··· Supplied records
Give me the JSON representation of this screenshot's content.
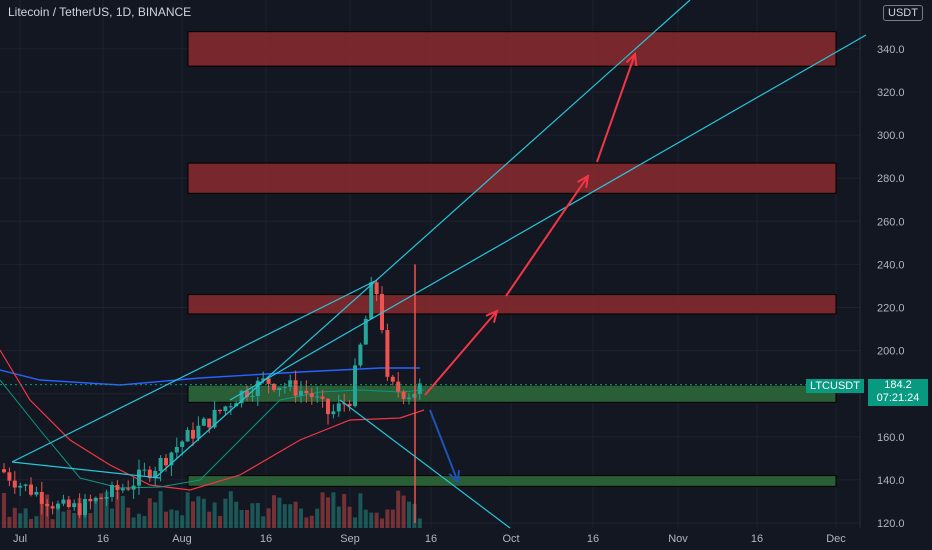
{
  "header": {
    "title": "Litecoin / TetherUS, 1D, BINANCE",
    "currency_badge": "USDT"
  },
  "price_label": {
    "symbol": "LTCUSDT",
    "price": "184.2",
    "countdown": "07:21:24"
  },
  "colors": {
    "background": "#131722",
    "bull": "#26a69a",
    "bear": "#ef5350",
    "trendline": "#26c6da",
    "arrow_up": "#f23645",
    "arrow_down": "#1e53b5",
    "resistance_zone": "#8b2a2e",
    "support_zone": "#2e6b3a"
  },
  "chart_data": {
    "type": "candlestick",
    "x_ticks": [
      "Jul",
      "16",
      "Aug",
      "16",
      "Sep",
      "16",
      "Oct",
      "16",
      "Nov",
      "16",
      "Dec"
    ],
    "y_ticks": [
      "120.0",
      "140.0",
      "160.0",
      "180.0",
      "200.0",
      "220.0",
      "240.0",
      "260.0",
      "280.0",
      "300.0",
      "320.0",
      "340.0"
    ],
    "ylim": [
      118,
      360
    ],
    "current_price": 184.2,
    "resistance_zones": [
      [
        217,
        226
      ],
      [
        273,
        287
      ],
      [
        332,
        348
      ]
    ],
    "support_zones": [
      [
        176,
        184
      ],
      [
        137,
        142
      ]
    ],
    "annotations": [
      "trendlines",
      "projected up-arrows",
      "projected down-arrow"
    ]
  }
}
······
- Task instructions
Will you set down the records word for word while leaving out every picture?

- Exercise solution
Give me the JSON representation of this screenshot's content.
{
  "header": {
    "title": "Litecoin / TetherUS, 1D, BINANCE",
    "currency_badge": "USDT"
  },
  "price_label": {
    "symbol": "LTCUSDT",
    "price": "184.2",
    "countdown": "07:21:24"
  },
  "colors": {
    "background": "#131722",
    "bull": "#26a69a",
    "bear": "#ef5350",
    "trendline": "#26c6da",
    "arrow_up": "#f23645",
    "arrow_down": "#1e53b5",
    "resistance_zone": "#8b2a2e",
    "support_zone": "#2e6b3a"
  },
  "chart_data": {
    "type": "candlestick",
    "x_ticks": [
      "Jul",
      "16",
      "Aug",
      "16",
      "Sep",
      "16",
      "Oct",
      "16",
      "Nov",
      "16",
      "Dec"
    ],
    "y_ticks": [
      "120.0",
      "140.0",
      "160.0",
      "180.0",
      "200.0",
      "220.0",
      "240.0",
      "260.0",
      "280.0",
      "300.0",
      "320.0",
      "340.0"
    ],
    "ylim": [
      118,
      360
    ],
    "current_price": 184.2,
    "resistance_zones": [
      [
        217,
        226
      ],
      [
        273,
        287
      ],
      [
        332,
        348
      ]
    ],
    "support_zones": [
      [
        176,
        184
      ],
      [
        137,
        142
      ]
    ],
    "annotations": [
      "trendlines",
      "projected up-arrows",
      "projected down-arrow"
    ]
  }
}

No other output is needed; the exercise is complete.